**Written request:** Your task is to transcribe all of the data below exactly, omitting the images.

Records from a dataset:
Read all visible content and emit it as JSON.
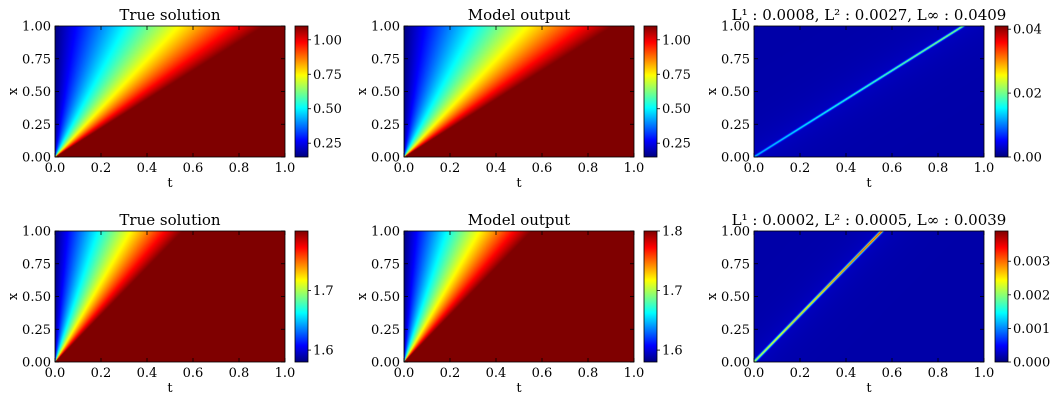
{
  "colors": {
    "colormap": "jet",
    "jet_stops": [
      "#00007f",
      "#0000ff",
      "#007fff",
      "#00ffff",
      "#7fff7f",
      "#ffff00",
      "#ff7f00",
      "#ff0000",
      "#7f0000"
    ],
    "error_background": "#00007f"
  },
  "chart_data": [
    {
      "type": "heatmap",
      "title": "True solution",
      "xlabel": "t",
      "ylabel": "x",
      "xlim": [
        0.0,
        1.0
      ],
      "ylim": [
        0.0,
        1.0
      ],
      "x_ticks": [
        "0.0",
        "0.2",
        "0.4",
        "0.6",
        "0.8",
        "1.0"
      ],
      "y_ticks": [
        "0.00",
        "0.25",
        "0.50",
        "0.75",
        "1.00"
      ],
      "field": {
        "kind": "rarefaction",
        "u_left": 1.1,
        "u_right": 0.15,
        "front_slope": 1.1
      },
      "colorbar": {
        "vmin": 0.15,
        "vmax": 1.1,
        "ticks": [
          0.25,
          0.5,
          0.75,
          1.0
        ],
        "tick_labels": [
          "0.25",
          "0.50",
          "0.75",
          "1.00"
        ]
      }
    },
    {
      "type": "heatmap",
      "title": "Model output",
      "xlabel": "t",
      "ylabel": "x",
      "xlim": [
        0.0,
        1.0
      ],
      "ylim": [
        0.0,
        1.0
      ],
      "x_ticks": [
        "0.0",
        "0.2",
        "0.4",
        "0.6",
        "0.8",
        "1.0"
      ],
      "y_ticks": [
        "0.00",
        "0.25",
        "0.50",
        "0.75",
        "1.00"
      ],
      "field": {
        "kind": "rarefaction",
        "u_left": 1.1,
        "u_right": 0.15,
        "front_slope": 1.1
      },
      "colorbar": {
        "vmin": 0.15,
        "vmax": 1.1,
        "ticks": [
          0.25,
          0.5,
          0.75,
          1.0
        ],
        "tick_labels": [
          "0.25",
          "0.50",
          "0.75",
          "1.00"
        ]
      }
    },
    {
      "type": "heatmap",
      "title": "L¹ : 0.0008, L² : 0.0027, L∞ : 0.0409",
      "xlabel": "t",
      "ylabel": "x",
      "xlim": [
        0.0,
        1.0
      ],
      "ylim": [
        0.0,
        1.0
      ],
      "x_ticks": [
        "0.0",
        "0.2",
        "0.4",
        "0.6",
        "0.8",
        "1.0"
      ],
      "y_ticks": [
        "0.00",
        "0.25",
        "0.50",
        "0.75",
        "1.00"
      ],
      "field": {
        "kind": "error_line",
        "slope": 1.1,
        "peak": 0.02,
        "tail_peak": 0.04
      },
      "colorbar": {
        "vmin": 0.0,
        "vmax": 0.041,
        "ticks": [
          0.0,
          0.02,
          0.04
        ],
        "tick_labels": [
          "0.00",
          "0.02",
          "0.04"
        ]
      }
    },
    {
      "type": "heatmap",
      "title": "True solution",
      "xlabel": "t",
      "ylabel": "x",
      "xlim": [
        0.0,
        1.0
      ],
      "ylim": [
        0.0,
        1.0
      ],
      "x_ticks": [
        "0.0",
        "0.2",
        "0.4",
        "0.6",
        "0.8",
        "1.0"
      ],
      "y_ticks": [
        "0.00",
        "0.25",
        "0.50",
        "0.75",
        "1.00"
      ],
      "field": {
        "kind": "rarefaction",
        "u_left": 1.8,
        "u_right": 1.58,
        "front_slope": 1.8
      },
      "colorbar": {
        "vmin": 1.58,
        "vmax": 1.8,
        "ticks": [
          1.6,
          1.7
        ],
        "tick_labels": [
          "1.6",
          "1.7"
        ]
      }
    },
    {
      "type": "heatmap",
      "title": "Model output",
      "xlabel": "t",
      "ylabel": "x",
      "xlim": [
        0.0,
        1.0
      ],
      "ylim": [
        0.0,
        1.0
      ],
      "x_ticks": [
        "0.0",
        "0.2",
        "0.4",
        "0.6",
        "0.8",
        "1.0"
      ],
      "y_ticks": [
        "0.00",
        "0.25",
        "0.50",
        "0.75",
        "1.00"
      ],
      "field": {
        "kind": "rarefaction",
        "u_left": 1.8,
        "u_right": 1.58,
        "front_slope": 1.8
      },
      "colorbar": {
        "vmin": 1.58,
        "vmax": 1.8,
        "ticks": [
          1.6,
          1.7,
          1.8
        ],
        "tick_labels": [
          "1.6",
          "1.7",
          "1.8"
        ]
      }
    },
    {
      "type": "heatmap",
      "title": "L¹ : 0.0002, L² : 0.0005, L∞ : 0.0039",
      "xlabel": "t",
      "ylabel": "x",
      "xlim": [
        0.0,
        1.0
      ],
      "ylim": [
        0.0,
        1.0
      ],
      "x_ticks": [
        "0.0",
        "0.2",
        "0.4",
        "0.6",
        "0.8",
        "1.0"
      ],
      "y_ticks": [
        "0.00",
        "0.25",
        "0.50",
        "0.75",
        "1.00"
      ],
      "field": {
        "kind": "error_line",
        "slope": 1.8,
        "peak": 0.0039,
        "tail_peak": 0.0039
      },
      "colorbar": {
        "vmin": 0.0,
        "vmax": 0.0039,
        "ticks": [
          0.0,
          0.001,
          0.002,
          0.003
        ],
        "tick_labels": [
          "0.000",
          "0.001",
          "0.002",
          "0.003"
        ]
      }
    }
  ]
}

**Full response:**
Read all visible content and emit it as JSON.
{
  "colors": {
    "colormap": "jet",
    "jet_stops": [
      "#00007f",
      "#0000ff",
      "#007fff",
      "#00ffff",
      "#7fff7f",
      "#ffff00",
      "#ff7f00",
      "#ff0000",
      "#7f0000"
    ],
    "error_background": "#00007f"
  },
  "chart_data": [
    {
      "type": "heatmap",
      "title": "True solution",
      "xlabel": "t",
      "ylabel": "x",
      "xlim": [
        0.0,
        1.0
      ],
      "ylim": [
        0.0,
        1.0
      ],
      "x_ticks": [
        "0.0",
        "0.2",
        "0.4",
        "0.6",
        "0.8",
        "1.0"
      ],
      "y_ticks": [
        "0.00",
        "0.25",
        "0.50",
        "0.75",
        "1.00"
      ],
      "field": {
        "kind": "rarefaction",
        "u_left": 1.1,
        "u_right": 0.15,
        "front_slope": 1.1
      },
      "colorbar": {
        "vmin": 0.15,
        "vmax": 1.1,
        "ticks": [
          0.25,
          0.5,
          0.75,
          1.0
        ],
        "tick_labels": [
          "0.25",
          "0.50",
          "0.75",
          "1.00"
        ]
      }
    },
    {
      "type": "heatmap",
      "title": "Model output",
      "xlabel": "t",
      "ylabel": "x",
      "xlim": [
        0.0,
        1.0
      ],
      "ylim": [
        0.0,
        1.0
      ],
      "x_ticks": [
        "0.0",
        "0.2",
        "0.4",
        "0.6",
        "0.8",
        "1.0"
      ],
      "y_ticks": [
        "0.00",
        "0.25",
        "0.50",
        "0.75",
        "1.00"
      ],
      "field": {
        "kind": "rarefaction",
        "u_left": 1.1,
        "u_right": 0.15,
        "front_slope": 1.1
      },
      "colorbar": {
        "vmin": 0.15,
        "vmax": 1.1,
        "ticks": [
          0.25,
          0.5,
          0.75,
          1.0
        ],
        "tick_labels": [
          "0.25",
          "0.50",
          "0.75",
          "1.00"
        ]
      }
    },
    {
      "type": "heatmap",
      "title": "L¹ : 0.0008, L² : 0.0027, L∞ : 0.0409",
      "xlabel": "t",
      "ylabel": "x",
      "xlim": [
        0.0,
        1.0
      ],
      "ylim": [
        0.0,
        1.0
      ],
      "x_ticks": [
        "0.0",
        "0.2",
        "0.4",
        "0.6",
        "0.8",
        "1.0"
      ],
      "y_ticks": [
        "0.00",
        "0.25",
        "0.50",
        "0.75",
        "1.00"
      ],
      "field": {
        "kind": "error_line",
        "slope": 1.1,
        "peak": 0.02,
        "tail_peak": 0.04
      },
      "colorbar": {
        "vmin": 0.0,
        "vmax": 0.041,
        "ticks": [
          0.0,
          0.02,
          0.04
        ],
        "tick_labels": [
          "0.00",
          "0.02",
          "0.04"
        ]
      }
    },
    {
      "type": "heatmap",
      "title": "True solution",
      "xlabel": "t",
      "ylabel": "x",
      "xlim": [
        0.0,
        1.0
      ],
      "ylim": [
        0.0,
        1.0
      ],
      "x_ticks": [
        "0.0",
        "0.2",
        "0.4",
        "0.6",
        "0.8",
        "1.0"
      ],
      "y_ticks": [
        "0.00",
        "0.25",
        "0.50",
        "0.75",
        "1.00"
      ],
      "field": {
        "kind": "rarefaction",
        "u_left": 1.8,
        "u_right": 1.58,
        "front_slope": 1.8
      },
      "colorbar": {
        "vmin": 1.58,
        "vmax": 1.8,
        "ticks": [
          1.6,
          1.7
        ],
        "tick_labels": [
          "1.6",
          "1.7"
        ]
      }
    },
    {
      "type": "heatmap",
      "title": "Model output",
      "xlabel": "t",
      "ylabel": "x",
      "xlim": [
        0.0,
        1.0
      ],
      "ylim": [
        0.0,
        1.0
      ],
      "x_ticks": [
        "0.0",
        "0.2",
        "0.4",
        "0.6",
        "0.8",
        "1.0"
      ],
      "y_ticks": [
        "0.00",
        "0.25",
        "0.50",
        "0.75",
        "1.00"
      ],
      "field": {
        "kind": "rarefaction",
        "u_left": 1.8,
        "u_right": 1.58,
        "front_slope": 1.8
      },
      "colorbar": {
        "vmin": 1.58,
        "vmax": 1.8,
        "ticks": [
          1.6,
          1.7,
          1.8
        ],
        "tick_labels": [
          "1.6",
          "1.7",
          "1.8"
        ]
      }
    },
    {
      "type": "heatmap",
      "title": "L¹ : 0.0002, L² : 0.0005, L∞ : 0.0039",
      "xlabel": "t",
      "ylabel": "x",
      "xlim": [
        0.0,
        1.0
      ],
      "ylim": [
        0.0,
        1.0
      ],
      "x_ticks": [
        "0.0",
        "0.2",
        "0.4",
        "0.6",
        "0.8",
        "1.0"
      ],
      "y_ticks": [
        "0.00",
        "0.25",
        "0.50",
        "0.75",
        "1.00"
      ],
      "field": {
        "kind": "error_line",
        "slope": 1.8,
        "peak": 0.0039,
        "tail_peak": 0.0039
      },
      "colorbar": {
        "vmin": 0.0,
        "vmax": 0.0039,
        "ticks": [
          0.0,
          0.001,
          0.002,
          0.003
        ],
        "tick_labels": [
          "0.000",
          "0.001",
          "0.002",
          "0.003"
        ]
      }
    }
  ]
}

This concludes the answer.